§ REQUIRED WORK
Repeat every record below exactly, omitting any pictures.

-=-=-

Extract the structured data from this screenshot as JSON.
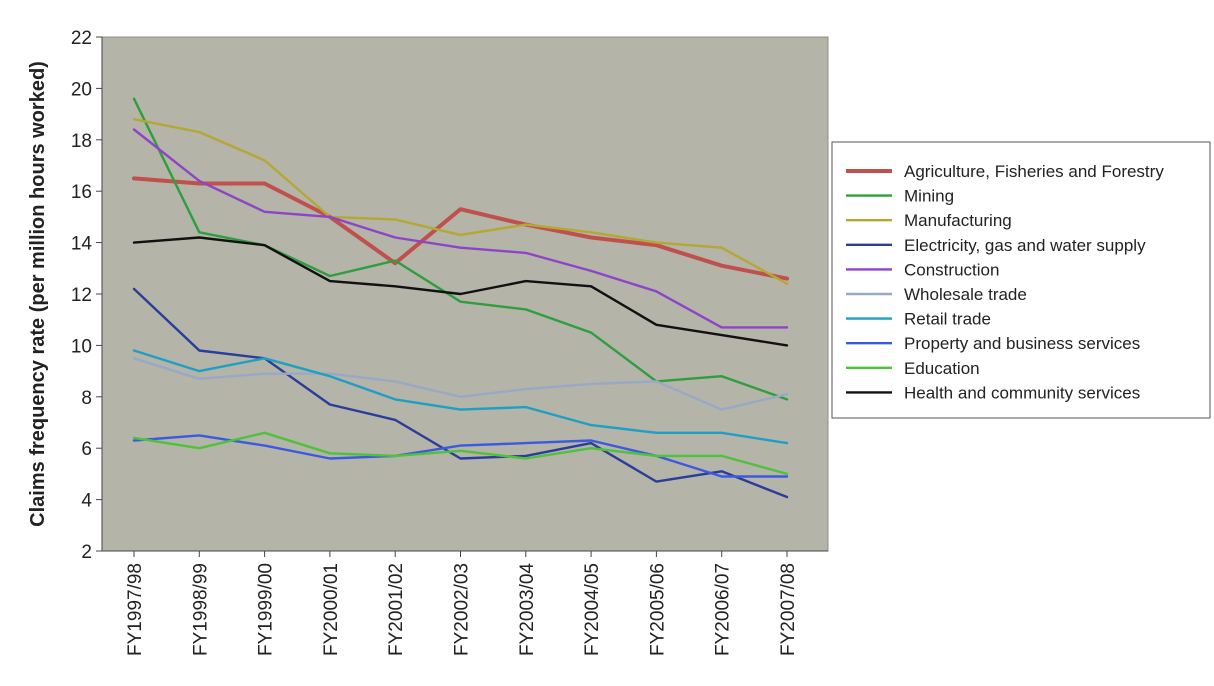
{
  "chart_data": {
    "type": "line",
    "title": "",
    "xlabel": "",
    "ylabel": "Claims frequency rate (per million hours worked)",
    "ylim": [
      2,
      22
    ],
    "yticks": [
      2,
      4,
      6,
      8,
      10,
      12,
      14,
      16,
      18,
      20,
      22
    ],
    "grid": false,
    "legend_position": "right",
    "plot_background": "#b4b4a8",
    "categories": [
      "FY1997/98",
      "FY1998/99",
      "FY1999/00",
      "FY2000/01",
      "FY2001/02",
      "FY2002/03",
      "FY2003/04",
      "FY2004/05",
      "FY2005/06",
      "FY2006/07",
      "FY2007/08"
    ],
    "series": [
      {
        "name": "Agriculture, Fisheries and Forestry",
        "color": "#c0504d",
        "values": [
          16.5,
          16.3,
          16.3,
          15.0,
          13.2,
          15.3,
          14.7,
          14.2,
          13.9,
          13.1,
          12.6
        ]
      },
      {
        "name": "Mining",
        "color": "#2e9e3e",
        "values": [
          19.6,
          14.4,
          13.9,
          12.7,
          13.3,
          11.7,
          11.4,
          10.5,
          8.6,
          8.8,
          7.9
        ]
      },
      {
        "name": "Manufacturing",
        "color": "#b5a832",
        "values": [
          18.8,
          18.3,
          17.2,
          15.0,
          14.9,
          14.3,
          14.7,
          14.4,
          14.0,
          13.8,
          12.4
        ]
      },
      {
        "name": "Electricity, gas and water supply",
        "color": "#2a3d9a",
        "values": [
          12.2,
          9.8,
          9.5,
          7.7,
          7.1,
          5.6,
          5.7,
          6.2,
          4.7,
          5.1,
          4.1
        ]
      },
      {
        "name": "Construction",
        "color": "#8e44c8",
        "values": [
          18.4,
          16.4,
          15.2,
          15.0,
          14.2,
          13.8,
          13.6,
          12.9,
          12.1,
          10.7,
          10.7
        ]
      },
      {
        "name": "Wholesale trade",
        "color": "#9aa8c8",
        "values": [
          9.5,
          8.7,
          8.9,
          8.9,
          8.6,
          8.0,
          8.3,
          8.5,
          8.6,
          7.5,
          8.1
        ]
      },
      {
        "name": "Retail trade",
        "color": "#1f9fc4",
        "values": [
          9.8,
          9.0,
          9.5,
          8.8,
          7.9,
          7.5,
          7.6,
          6.9,
          6.6,
          6.6,
          6.2
        ]
      },
      {
        "name": "Property and business services",
        "color": "#3c5ae0",
        "values": [
          6.3,
          6.5,
          6.1,
          5.6,
          5.7,
          6.1,
          6.2,
          6.3,
          5.7,
          4.9,
          4.9
        ]
      },
      {
        "name": "Education",
        "color": "#4ec23a",
        "values": [
          6.4,
          6.0,
          6.6,
          5.8,
          5.7,
          5.9,
          5.6,
          6.0,
          5.7,
          5.7,
          5.0
        ]
      },
      {
        "name": "Health and community services",
        "color": "#111111",
        "values": [
          14.0,
          14.2,
          13.9,
          12.5,
          12.3,
          12.0,
          12.5,
          12.3,
          10.8,
          10.4,
          10.0
        ]
      }
    ]
  }
}
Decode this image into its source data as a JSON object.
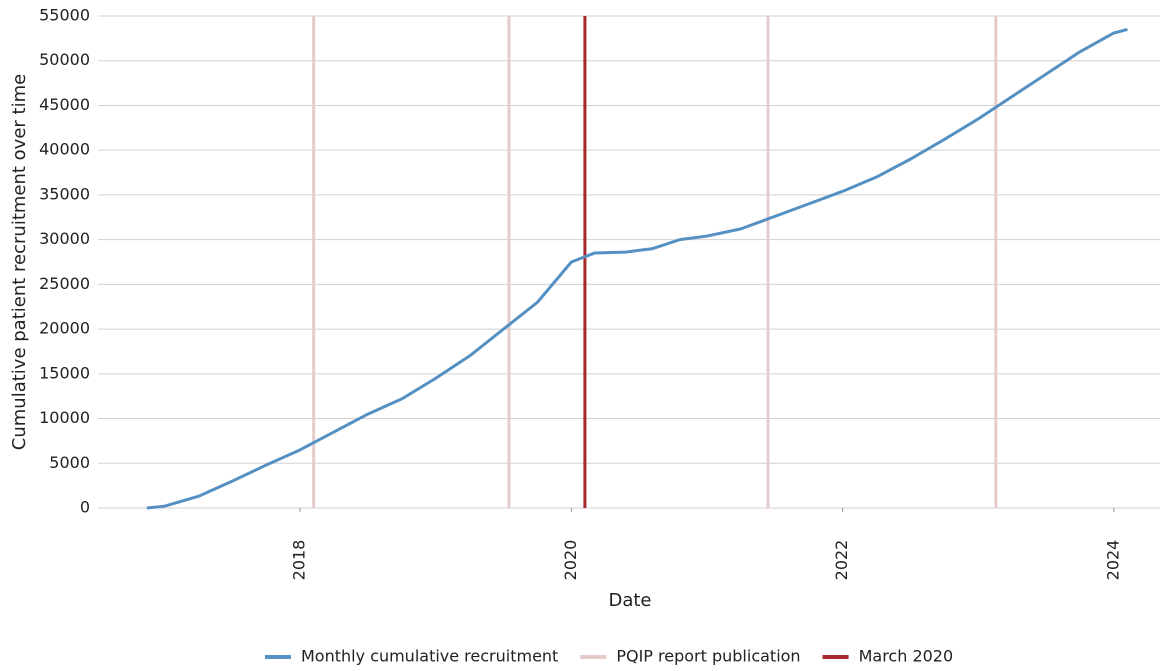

-=-=-

§ EXERCISE SOLUTION
Extract the structured data from this screenshot as JSON.
{
  "chart_data": {
    "type": "line",
    "title": "",
    "xlabel": "",
    "ylabel": "Claims frequency rate (per million hours worked)",
    "ylim": [
      2,
      22
    ],
    "yticks": [
      2,
      4,
      6,
      8,
      10,
      12,
      14,
      16,
      18,
      20,
      22
    ],
    "grid": false,
    "legend_position": "right",
    "plot_background": "#b4b4a8",
    "categories": [
      "FY1997/98",
      "FY1998/99",
      "FY1999/00",
      "FY2000/01",
      "FY2001/02",
      "FY2002/03",
      "FY2003/04",
      "FY2004/05",
      "FY2005/06",
      "FY2006/07",
      "FY2007/08"
    ],
    "series": [
      {
        "name": "Agriculture, Fisheries and Forestry",
        "color": "#c0504d",
        "values": [
          16.5,
          16.3,
          16.3,
          15.0,
          13.2,
          15.3,
          14.7,
          14.2,
          13.9,
          13.1,
          12.6
        ]
      },
      {
        "name": "Mining",
        "color": "#2e9e3e",
        "values": [
          19.6,
          14.4,
          13.9,
          12.7,
          13.3,
          11.7,
          11.4,
          10.5,
          8.6,
          8.8,
          7.9
        ]
      },
      {
        "name": "Manufacturing",
        "color": "#b5a832",
        "values": [
          18.8,
          18.3,
          17.2,
          15.0,
          14.9,
          14.3,
          14.7,
          14.4,
          14.0,
          13.8,
          12.4
        ]
      },
      {
        "name": "Electricity, gas and water supply",
        "color": "#2a3d9a",
        "values": [
          12.2,
          9.8,
          9.5,
          7.7,
          7.1,
          5.6,
          5.7,
          6.2,
          4.7,
          5.1,
          4.1
        ]
      },
      {
        "name": "Construction",
        "color": "#8e44c8",
        "values": [
          18.4,
          16.4,
          15.2,
          15.0,
          14.2,
          13.8,
          13.6,
          12.9,
          12.1,
          10.7,
          10.7
        ]
      },
      {
        "name": "Wholesale trade",
        "color": "#9aa8c8",
        "values": [
          9.5,
          8.7,
          8.9,
          8.9,
          8.6,
          8.0,
          8.3,
          8.5,
          8.6,
          7.5,
          8.1
        ]
      },
      {
        "name": "Retail trade",
        "color": "#1f9fc4",
        "values": [
          9.8,
          9.0,
          9.5,
          8.8,
          7.9,
          7.5,
          7.6,
          6.9,
          6.6,
          6.6,
          6.2
        ]
      },
      {
        "name": "Property and business services",
        "color": "#3c5ae0",
        "values": [
          6.3,
          6.5,
          6.1,
          5.6,
          5.7,
          6.1,
          6.2,
          6.3,
          5.7,
          4.9,
          4.9
        ]
      },
      {
        "name": "Education",
        "color": "#4ec23a",
        "values": [
          6.4,
          6.0,
          6.6,
          5.8,
          5.7,
          5.9,
          5.6,
          6.0,
          5.7,
          5.7,
          5.0
        ]
      },
      {
        "name": "Health and community services",
        "color": "#111111",
        "values": [
          14.0,
          14.2,
          13.9,
          12.5,
          12.3,
          12.0,
          12.5,
          12.3,
          10.8,
          10.4,
          10.0
        ]
      }
    ]
  }
}
Decode this image into its source data as a JSON object.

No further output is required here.